### What you have to do
Could you print every record below exactly as it appears?

### Data entries
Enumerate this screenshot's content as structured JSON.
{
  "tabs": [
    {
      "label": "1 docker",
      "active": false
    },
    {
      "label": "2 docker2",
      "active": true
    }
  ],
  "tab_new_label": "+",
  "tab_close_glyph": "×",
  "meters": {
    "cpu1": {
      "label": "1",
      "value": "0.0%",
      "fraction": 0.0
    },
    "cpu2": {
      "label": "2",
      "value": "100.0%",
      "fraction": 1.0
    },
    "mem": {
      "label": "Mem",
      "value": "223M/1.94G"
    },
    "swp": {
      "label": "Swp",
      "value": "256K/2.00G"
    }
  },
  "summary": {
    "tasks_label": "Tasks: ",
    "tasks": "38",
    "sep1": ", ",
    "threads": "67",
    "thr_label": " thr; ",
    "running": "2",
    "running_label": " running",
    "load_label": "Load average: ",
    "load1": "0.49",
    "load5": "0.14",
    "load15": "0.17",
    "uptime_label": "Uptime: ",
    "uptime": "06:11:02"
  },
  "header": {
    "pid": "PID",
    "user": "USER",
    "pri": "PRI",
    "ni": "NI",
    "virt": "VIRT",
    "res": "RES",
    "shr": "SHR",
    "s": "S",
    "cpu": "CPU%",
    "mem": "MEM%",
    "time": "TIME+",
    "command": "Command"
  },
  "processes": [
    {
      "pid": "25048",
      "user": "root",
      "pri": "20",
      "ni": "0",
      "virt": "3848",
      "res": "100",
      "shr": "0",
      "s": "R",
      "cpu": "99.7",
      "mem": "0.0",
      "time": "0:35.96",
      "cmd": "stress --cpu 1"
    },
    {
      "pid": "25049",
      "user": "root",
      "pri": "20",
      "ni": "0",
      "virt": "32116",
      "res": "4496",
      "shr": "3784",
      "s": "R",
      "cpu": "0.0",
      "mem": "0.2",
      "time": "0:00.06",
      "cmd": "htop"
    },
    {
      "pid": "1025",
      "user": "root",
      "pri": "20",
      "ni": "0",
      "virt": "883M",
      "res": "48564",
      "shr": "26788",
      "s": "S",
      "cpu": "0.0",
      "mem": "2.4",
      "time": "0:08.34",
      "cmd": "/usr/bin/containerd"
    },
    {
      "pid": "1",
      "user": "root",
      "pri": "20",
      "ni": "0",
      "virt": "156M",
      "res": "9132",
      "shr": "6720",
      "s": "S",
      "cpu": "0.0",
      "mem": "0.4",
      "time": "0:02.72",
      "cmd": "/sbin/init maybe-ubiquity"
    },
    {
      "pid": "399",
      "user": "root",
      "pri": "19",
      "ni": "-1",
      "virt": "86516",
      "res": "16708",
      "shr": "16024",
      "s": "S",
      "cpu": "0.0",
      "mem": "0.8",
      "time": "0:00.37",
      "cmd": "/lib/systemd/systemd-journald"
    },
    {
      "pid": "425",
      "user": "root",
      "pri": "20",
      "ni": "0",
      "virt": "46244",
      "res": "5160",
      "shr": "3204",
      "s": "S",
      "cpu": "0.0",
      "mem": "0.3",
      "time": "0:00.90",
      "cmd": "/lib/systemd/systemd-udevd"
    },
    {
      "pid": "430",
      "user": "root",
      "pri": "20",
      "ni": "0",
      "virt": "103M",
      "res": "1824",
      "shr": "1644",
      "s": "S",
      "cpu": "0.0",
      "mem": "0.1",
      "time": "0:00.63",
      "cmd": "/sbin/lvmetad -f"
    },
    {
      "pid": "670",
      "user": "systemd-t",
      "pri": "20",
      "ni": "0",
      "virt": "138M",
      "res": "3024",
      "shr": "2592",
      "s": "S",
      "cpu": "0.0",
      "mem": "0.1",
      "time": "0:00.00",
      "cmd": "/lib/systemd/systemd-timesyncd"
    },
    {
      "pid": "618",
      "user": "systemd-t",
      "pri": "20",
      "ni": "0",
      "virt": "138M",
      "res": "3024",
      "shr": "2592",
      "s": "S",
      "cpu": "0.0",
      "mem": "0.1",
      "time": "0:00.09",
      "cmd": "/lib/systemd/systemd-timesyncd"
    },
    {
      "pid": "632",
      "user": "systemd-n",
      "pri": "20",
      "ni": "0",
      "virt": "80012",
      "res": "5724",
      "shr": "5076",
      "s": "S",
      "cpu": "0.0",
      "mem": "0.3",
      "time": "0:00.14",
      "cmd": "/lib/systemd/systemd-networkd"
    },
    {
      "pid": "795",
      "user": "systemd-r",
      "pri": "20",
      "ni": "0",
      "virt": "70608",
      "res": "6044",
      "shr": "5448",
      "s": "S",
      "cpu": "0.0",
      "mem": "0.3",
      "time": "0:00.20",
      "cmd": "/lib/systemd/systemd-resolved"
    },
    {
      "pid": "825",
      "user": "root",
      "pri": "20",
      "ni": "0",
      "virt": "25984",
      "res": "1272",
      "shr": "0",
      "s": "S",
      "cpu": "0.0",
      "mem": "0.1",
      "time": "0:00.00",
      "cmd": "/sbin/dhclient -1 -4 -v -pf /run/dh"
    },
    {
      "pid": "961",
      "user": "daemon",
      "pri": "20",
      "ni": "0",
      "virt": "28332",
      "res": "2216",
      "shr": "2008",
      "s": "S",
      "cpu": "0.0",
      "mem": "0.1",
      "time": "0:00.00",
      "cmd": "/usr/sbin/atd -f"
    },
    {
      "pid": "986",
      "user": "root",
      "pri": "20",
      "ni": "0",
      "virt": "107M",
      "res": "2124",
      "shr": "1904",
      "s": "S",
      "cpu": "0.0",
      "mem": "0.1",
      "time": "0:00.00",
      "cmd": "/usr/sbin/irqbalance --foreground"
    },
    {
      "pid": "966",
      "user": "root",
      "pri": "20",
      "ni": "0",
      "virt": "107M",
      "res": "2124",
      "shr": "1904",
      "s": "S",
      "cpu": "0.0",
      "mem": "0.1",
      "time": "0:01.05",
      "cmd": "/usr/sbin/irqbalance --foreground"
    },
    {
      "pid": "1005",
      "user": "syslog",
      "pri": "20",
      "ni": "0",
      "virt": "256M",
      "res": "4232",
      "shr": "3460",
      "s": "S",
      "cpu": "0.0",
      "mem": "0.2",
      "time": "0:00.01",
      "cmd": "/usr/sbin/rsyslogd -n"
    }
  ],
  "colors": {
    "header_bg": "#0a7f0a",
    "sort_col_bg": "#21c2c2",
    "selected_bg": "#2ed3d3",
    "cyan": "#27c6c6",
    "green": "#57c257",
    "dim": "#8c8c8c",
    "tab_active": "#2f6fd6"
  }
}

### Expected answer
Enumerate this screenshot's content as structured JSON.
{
  "tabs": [
    {
      "label": "1 docker",
      "active": false
    },
    {
      "label": "2 docker2",
      "active": true
    }
  ],
  "tab_new_label": "+",
  "tab_close_glyph": "×",
  "meters": {
    "cpu1": {
      "label": "1",
      "value": "0.0%",
      "fraction": 0.0
    },
    "cpu2": {
      "label": "2",
      "value": "100.0%",
      "fraction": 1.0
    },
    "mem": {
      "label": "Mem",
      "value": "223M/1.94G"
    },
    "swp": {
      "label": "Swp",
      "value": "256K/2.00G"
    }
  },
  "summary": {
    "tasks_label": "Tasks: ",
    "tasks": "38",
    "sep1": ", ",
    "threads": "67",
    "thr_label": " thr; ",
    "running": "2",
    "running_label": " running",
    "load_label": "Load average: ",
    "load1": "0.49",
    "load5": "0.14",
    "load15": "0.17",
    "uptime_label": "Uptime: ",
    "uptime": "06:11:02"
  },
  "header": {
    "pid": "PID",
    "user": "USER",
    "pri": "PRI",
    "ni": "NI",
    "virt": "VIRT",
    "res": "RES",
    "shr": "SHR",
    "s": "S",
    "cpu": "CPU%",
    "mem": "MEM%",
    "time": "TIME+",
    "command": "Command"
  },
  "processes": [
    {
      "pid": "25048",
      "user": "root",
      "pri": "20",
      "ni": "0",
      "virt": "3848",
      "res": "100",
      "shr": "0",
      "s": "R",
      "cpu": "99.7",
      "mem": "0.0",
      "time": "0:35.96",
      "cmd": "stress --cpu 1"
    },
    {
      "pid": "25049",
      "user": "root",
      "pri": "20",
      "ni": "0",
      "virt": "32116",
      "res": "4496",
      "shr": "3784",
      "s": "R",
      "cpu": "0.0",
      "mem": "0.2",
      "time": "0:00.06",
      "cmd": "htop"
    },
    {
      "pid": "1025",
      "user": "root",
      "pri": "20",
      "ni": "0",
      "virt": "883M",
      "res": "48564",
      "shr": "26788",
      "s": "S",
      "cpu": "0.0",
      "mem": "2.4",
      "time": "0:08.34",
      "cmd": "/usr/bin/containerd"
    },
    {
      "pid": "1",
      "user": "root",
      "pri": "20",
      "ni": "0",
      "virt": "156M",
      "res": "9132",
      "shr": "6720",
      "s": "S",
      "cpu": "0.0",
      "mem": "0.4",
      "time": "0:02.72",
      "cmd": "/sbin/init maybe-ubiquity"
    },
    {
      "pid": "399",
      "user": "root",
      "pri": "19",
      "ni": "-1",
      "virt": "86516",
      "res": "16708",
      "shr": "16024",
      "s": "S",
      "cpu": "0.0",
      "mem": "0.8",
      "time": "0:00.37",
      "cmd": "/lib/systemd/systemd-journald"
    },
    {
      "pid": "425",
      "user": "root",
      "pri": "20",
      "ni": "0",
      "virt": "46244",
      "res": "5160",
      "shr": "3204",
      "s": "S",
      "cpu": "0.0",
      "mem": "0.3",
      "time": "0:00.90",
      "cmd": "/lib/systemd/systemd-udevd"
    },
    {
      "pid": "430",
      "user": "root",
      "pri": "20",
      "ni": "0",
      "virt": "103M",
      "res": "1824",
      "shr": "1644",
      "s": "S",
      "cpu": "0.0",
      "mem": "0.1",
      "time": "0:00.63",
      "cmd": "/sbin/lvmetad -f"
    },
    {
      "pid": "670",
      "user": "systemd-t",
      "pri": "20",
      "ni": "0",
      "virt": "138M",
      "res": "3024",
      "shr": "2592",
      "s": "S",
      "cpu": "0.0",
      "mem": "0.1",
      "time": "0:00.00",
      "cmd": "/lib/systemd/systemd-timesyncd"
    },
    {
      "pid": "618",
      "user": "systemd-t",
      "pri": "20",
      "ni": "0",
      "virt": "138M",
      "res": "3024",
      "shr": "2592",
      "s": "S",
      "cpu": "0.0",
      "mem": "0.1",
      "time": "0:00.09",
      "cmd": "/lib/systemd/systemd-timesyncd"
    },
    {
      "pid": "632",
      "user": "systemd-n",
      "pri": "20",
      "ni": "0",
      "virt": "80012",
      "res": "5724",
      "shr": "5076",
      "s": "S",
      "cpu": "0.0",
      "mem": "0.3",
      "time": "0:00.14",
      "cmd": "/lib/systemd/systemd-networkd"
    },
    {
      "pid": "795",
      "user": "systemd-r",
      "pri": "20",
      "ni": "0",
      "virt": "70608",
      "res": "6044",
      "shr": "5448",
      "s": "S",
      "cpu": "0.0",
      "mem": "0.3",
      "time": "0:00.20",
      "cmd": "/lib/systemd/systemd-resolved"
    },
    {
      "pid": "825",
      "user": "root",
      "pri": "20",
      "ni": "0",
      "virt": "25984",
      "res": "1272",
      "shr": "0",
      "s": "S",
      "cpu": "0.0",
      "mem": "0.1",
      "time": "0:00.00",
      "cmd": "/sbin/dhclient -1 -4 -v -pf /run/dh"
    },
    {
      "pid": "961",
      "user": "daemon",
      "pri": "20",
      "ni": "0",
      "virt": "28332",
      "res": "2216",
      "shr": "2008",
      "s": "S",
      "cpu": "0.0",
      "mem": "0.1",
      "time": "0:00.00",
      "cmd": "/usr/sbin/atd -f"
    },
    {
      "pid": "986",
      "user": "root",
      "pri": "20",
      "ni": "0",
      "virt": "107M",
      "res": "2124",
      "shr": "1904",
      "s": "S",
      "cpu": "0.0",
      "mem": "0.1",
      "time": "0:00.00",
      "cmd": "/usr/sbin/irqbalance --foreground"
    },
    {
      "pid": "966",
      "user": "root",
      "pri": "20",
      "ni": "0",
      "virt": "107M",
      "res": "2124",
      "shr": "1904",
      "s": "S",
      "cpu": "0.0",
      "mem": "0.1",
      "time": "0:01.05",
      "cmd": "/usr/sbin/irqbalance --foreground"
    },
    {
      "pid": "1005",
      "user": "syslog",
      "pri": "20",
      "ni": "0",
      "virt": "256M",
      "res": "4232",
      "shr": "3460",
      "s": "S",
      "cpu": "0.0",
      "mem": "0.2",
      "time": "0:00.01",
      "cmd": "/usr/sbin/rsyslogd -n"
    }
  ],
  "colors": {
    "header_bg": "#0a7f0a",
    "sort_col_bg": "#21c2c2",
    "selected_bg": "#2ed3d3",
    "cyan": "#27c6c6",
    "green": "#57c257",
    "dim": "#8c8c8c",
    "tab_active": "#2f6fd6"
  }
}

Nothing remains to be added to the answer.